**BRIEF**
Extract each line from the entries below that has the string "highlight" in it.

——————

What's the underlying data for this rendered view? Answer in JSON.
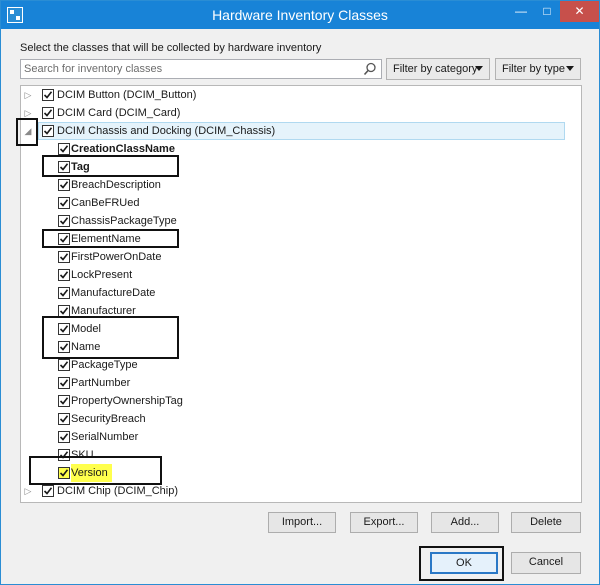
{
  "window": {
    "title": "Hardware Inventory Classes"
  },
  "instructions": "Select the classes that will be collected by hardware inventory",
  "search": {
    "placeholder": "Search for inventory classes",
    "value": ""
  },
  "filters": {
    "by_category": "Filter by category",
    "by_type": "Filter by type"
  },
  "tree": {
    "classes_before": [
      {
        "label": "DCIM Button (DCIM_Button)",
        "checked": true,
        "expanded": false
      },
      {
        "label": "DCIM Card (DCIM_Card)",
        "checked": true,
        "expanded": false
      }
    ],
    "expanded_class": {
      "label": "DCIM Chassis and Docking (DCIM_Chassis)",
      "checked": true,
      "expanded": true
    },
    "properties": [
      {
        "label": "CreationClassName",
        "checked": true,
        "bold": true
      },
      {
        "label": "Tag",
        "checked": true,
        "bold": true
      },
      {
        "label": "BreachDescription",
        "checked": true
      },
      {
        "label": "CanBeFRUed",
        "checked": true
      },
      {
        "label": "ChassisPackageType",
        "checked": true
      },
      {
        "label": "ElementName",
        "checked": true
      },
      {
        "label": "FirstPowerOnDate",
        "checked": true
      },
      {
        "label": "LockPresent",
        "checked": true
      },
      {
        "label": "ManufactureDate",
        "checked": true
      },
      {
        "label": "Manufacturer",
        "checked": true
      },
      {
        "label": "Model",
        "checked": true
      },
      {
        "label": "Name",
        "checked": true
      },
      {
        "label": "PackageType",
        "checked": true
      },
      {
        "label": "PartNumber",
        "checked": true
      },
      {
        "label": "PropertyOwnershipTag",
        "checked": true
      },
      {
        "label": "SecurityBreach",
        "checked": true
      },
      {
        "label": "SerialNumber",
        "checked": true
      },
      {
        "label": "SKU",
        "checked": true
      },
      {
        "label": "Version",
        "checked": true,
        "highlight": "#ffff4d"
      }
    ],
    "classes_after": [
      {
        "label": "DCIM Chip (DCIM_Chip)",
        "checked": true,
        "expanded": false
      }
    ]
  },
  "buttons": {
    "import": "Import...",
    "export": "Export...",
    "add": "Add...",
    "delete": "Delete",
    "ok": "OK",
    "cancel": "Cancel"
  },
  "colors": {
    "titlebar": "#1883d7",
    "close": "#c7504b",
    "highlight": "#ffff4d",
    "selection": "#e5f3fb"
  }
}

——————

**THE REPLY**
        "highlight": "#ffff4d"
    "highlight": "#ffff4d",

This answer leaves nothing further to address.